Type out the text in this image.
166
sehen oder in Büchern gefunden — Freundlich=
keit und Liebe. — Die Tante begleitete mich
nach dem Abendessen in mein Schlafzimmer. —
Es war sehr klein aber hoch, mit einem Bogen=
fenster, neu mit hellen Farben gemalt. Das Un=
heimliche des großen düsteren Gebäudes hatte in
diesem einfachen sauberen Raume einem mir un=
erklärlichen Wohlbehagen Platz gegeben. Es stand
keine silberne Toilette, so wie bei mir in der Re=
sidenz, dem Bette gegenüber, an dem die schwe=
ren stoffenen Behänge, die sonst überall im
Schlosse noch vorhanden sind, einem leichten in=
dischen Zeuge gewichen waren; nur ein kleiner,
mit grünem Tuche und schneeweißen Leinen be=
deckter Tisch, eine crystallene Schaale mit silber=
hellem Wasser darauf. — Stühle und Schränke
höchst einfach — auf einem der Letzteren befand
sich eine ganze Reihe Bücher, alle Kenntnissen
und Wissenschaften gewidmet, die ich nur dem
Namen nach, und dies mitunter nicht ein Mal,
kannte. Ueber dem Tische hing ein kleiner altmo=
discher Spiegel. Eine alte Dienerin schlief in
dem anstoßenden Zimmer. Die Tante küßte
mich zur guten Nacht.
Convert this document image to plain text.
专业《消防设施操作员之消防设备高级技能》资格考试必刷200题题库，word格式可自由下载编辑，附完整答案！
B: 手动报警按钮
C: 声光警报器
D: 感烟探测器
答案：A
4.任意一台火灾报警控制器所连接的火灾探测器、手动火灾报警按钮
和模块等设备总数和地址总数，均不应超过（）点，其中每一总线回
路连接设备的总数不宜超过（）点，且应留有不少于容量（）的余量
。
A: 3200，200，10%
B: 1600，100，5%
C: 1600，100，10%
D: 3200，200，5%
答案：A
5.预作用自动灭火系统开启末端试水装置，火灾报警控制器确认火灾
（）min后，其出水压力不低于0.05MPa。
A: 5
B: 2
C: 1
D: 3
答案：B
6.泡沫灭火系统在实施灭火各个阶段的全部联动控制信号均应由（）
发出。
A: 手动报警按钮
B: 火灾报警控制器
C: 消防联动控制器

───

== DIRECTIONS FOR THIS TASK ==
Go through the data above and find the lines with the word "kleiner". Copy each of those lines.

== FINISHED EXERCISE ==
dischen Zeuge gewichen waren; nur ein kleiner,
kannte. Ueber dem Tische hing ein kleiner altmo=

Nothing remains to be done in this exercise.